▶ **SUPPLIED RECORDS**:
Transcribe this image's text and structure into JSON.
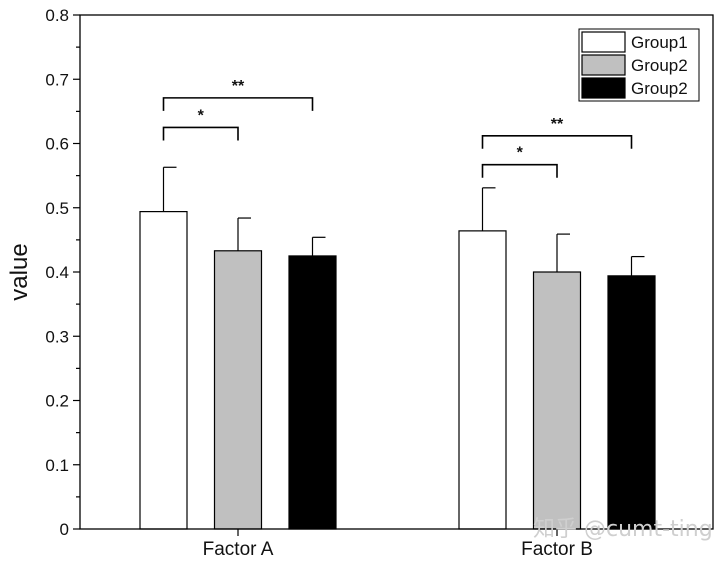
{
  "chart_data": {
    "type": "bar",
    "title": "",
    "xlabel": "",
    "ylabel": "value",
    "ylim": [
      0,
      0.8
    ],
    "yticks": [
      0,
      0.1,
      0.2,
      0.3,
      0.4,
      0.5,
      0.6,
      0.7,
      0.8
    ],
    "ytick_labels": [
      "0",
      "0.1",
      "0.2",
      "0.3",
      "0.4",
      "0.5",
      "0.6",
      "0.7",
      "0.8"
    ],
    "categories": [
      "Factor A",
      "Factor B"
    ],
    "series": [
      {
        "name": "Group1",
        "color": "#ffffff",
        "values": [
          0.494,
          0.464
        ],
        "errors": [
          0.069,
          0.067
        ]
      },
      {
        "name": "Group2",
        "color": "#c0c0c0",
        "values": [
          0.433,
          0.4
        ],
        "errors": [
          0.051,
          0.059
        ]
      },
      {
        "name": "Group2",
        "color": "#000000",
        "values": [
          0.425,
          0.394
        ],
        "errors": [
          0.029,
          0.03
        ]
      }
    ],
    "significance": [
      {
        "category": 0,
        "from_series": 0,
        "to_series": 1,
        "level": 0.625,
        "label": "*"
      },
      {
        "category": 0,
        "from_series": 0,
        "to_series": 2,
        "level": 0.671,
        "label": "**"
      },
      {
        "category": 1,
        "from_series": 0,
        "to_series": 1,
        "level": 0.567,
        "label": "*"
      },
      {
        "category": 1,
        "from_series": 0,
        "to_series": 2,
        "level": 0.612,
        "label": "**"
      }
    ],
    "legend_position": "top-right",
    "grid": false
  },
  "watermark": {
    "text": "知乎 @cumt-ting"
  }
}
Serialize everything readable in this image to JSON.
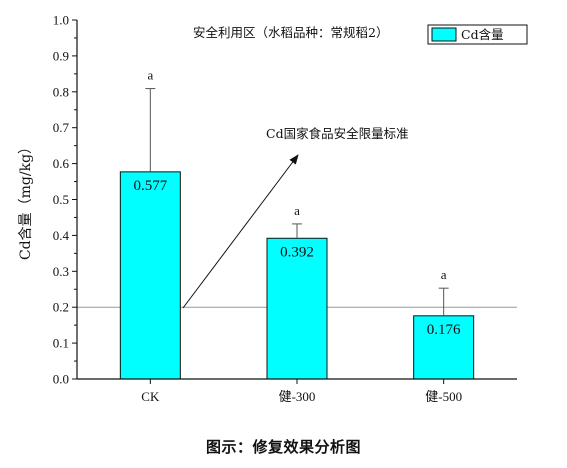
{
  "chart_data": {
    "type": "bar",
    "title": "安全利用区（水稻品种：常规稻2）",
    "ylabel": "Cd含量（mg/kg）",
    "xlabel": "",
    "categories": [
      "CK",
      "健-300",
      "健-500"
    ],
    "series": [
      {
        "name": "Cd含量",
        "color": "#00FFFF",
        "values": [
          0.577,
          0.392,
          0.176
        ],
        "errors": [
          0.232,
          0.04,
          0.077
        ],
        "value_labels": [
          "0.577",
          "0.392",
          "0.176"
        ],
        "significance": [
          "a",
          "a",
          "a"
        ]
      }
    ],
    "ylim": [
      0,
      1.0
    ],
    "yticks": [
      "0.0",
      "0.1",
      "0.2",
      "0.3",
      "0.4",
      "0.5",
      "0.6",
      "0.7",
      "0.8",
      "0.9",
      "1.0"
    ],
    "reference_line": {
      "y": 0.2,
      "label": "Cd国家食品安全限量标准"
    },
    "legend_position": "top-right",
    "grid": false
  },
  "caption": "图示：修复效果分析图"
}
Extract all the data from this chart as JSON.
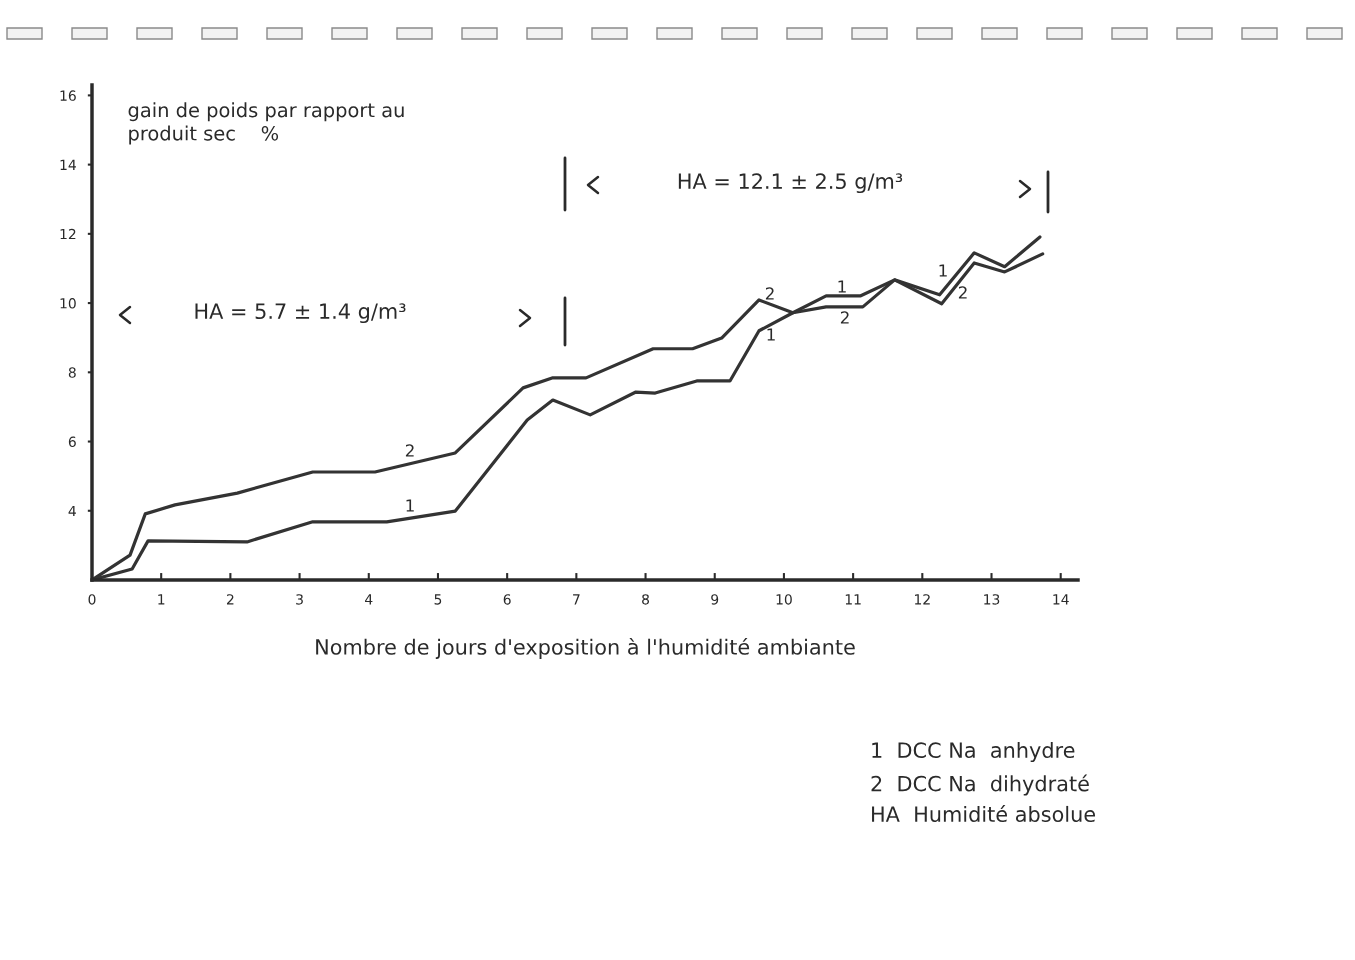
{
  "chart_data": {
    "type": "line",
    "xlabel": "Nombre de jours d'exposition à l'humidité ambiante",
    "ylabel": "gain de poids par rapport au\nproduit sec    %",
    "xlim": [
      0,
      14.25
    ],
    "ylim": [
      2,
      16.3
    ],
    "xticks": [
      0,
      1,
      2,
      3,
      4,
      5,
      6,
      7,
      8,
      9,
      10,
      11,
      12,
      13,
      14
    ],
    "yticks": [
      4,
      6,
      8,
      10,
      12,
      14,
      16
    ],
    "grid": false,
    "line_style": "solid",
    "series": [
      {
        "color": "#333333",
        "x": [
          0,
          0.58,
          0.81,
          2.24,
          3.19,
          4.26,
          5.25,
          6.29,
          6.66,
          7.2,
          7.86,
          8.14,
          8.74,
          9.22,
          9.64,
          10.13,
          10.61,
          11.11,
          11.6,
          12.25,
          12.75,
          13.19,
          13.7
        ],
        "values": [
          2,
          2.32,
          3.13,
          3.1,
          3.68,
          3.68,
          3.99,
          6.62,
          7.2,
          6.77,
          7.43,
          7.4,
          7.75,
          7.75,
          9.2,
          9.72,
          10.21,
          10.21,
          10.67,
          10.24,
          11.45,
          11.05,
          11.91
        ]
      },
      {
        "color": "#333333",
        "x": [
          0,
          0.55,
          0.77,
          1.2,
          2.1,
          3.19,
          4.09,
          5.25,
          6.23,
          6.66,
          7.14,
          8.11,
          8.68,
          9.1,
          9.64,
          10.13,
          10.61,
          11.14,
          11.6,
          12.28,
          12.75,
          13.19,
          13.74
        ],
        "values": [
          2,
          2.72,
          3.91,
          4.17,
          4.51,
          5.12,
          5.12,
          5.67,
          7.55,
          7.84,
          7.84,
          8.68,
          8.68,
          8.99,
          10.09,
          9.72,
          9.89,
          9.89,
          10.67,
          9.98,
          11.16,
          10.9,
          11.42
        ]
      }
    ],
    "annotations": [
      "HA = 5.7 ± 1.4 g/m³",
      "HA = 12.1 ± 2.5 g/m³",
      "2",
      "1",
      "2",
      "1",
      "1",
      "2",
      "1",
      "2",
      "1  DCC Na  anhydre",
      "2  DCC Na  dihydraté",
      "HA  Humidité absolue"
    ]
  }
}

▶ **WRITTEN INSTRUCTION**:
From the data, collect all lines where the string "level" appears.

▶ **TASK RESULT**:
        "level": 0.625,
        "level": 0.671,
        "level": 0.567,
        "level": 0.612,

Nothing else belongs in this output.